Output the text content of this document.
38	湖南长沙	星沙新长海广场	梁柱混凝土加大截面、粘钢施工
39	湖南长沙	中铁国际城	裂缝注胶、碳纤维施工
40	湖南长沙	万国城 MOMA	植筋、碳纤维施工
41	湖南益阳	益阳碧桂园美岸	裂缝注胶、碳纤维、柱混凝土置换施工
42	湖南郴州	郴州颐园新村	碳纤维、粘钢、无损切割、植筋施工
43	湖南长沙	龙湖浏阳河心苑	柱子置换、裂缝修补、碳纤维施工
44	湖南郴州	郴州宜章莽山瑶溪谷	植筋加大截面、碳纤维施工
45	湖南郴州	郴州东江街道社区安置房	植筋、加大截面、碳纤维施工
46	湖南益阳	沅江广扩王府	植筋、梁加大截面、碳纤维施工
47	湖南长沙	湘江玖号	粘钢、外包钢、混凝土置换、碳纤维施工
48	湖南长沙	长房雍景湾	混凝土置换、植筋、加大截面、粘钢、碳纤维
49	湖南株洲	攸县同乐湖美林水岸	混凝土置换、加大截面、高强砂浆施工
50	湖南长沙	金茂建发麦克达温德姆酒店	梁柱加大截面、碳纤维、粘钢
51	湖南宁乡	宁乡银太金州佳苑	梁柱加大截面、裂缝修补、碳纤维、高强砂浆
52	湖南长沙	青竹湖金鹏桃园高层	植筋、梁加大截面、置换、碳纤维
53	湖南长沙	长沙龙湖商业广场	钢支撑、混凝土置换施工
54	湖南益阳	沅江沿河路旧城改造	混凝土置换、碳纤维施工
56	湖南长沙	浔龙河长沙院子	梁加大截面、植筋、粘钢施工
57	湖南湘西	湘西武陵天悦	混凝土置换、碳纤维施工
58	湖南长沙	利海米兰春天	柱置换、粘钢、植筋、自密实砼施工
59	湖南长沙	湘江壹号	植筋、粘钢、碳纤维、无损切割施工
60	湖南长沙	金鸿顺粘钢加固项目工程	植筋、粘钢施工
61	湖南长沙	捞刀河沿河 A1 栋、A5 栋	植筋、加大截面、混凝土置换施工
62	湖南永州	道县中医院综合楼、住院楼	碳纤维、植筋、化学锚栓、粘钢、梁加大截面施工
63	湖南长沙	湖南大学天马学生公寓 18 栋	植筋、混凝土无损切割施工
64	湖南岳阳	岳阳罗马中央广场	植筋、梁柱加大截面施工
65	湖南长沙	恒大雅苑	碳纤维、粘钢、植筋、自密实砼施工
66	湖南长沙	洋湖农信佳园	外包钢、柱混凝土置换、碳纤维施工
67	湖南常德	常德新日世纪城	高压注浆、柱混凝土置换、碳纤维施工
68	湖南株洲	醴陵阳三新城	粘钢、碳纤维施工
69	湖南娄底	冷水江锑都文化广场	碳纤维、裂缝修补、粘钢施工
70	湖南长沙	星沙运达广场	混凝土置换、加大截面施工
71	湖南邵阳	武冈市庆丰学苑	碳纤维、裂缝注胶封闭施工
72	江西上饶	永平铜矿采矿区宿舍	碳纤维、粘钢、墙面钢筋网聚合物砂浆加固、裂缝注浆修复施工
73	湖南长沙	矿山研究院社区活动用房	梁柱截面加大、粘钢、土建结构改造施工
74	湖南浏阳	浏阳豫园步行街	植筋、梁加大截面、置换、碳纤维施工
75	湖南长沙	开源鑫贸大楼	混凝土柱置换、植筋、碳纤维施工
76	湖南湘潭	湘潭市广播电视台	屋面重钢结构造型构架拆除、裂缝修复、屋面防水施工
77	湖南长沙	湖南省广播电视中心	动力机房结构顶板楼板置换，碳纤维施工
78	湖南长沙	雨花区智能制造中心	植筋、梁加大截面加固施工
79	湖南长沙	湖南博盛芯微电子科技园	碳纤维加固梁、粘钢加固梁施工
#####
→ Work to be completed:
Scan the lines for the string "湖南株洲". Pick out every line that has it.

→ Response to the exercise:
49	湖南株洲	攸县同乐湖美林水岸	混凝土置换、加大截面、高强砂浆施工
68	湖南株洲	醴陵阳三新城	粘钢、碳纤维施工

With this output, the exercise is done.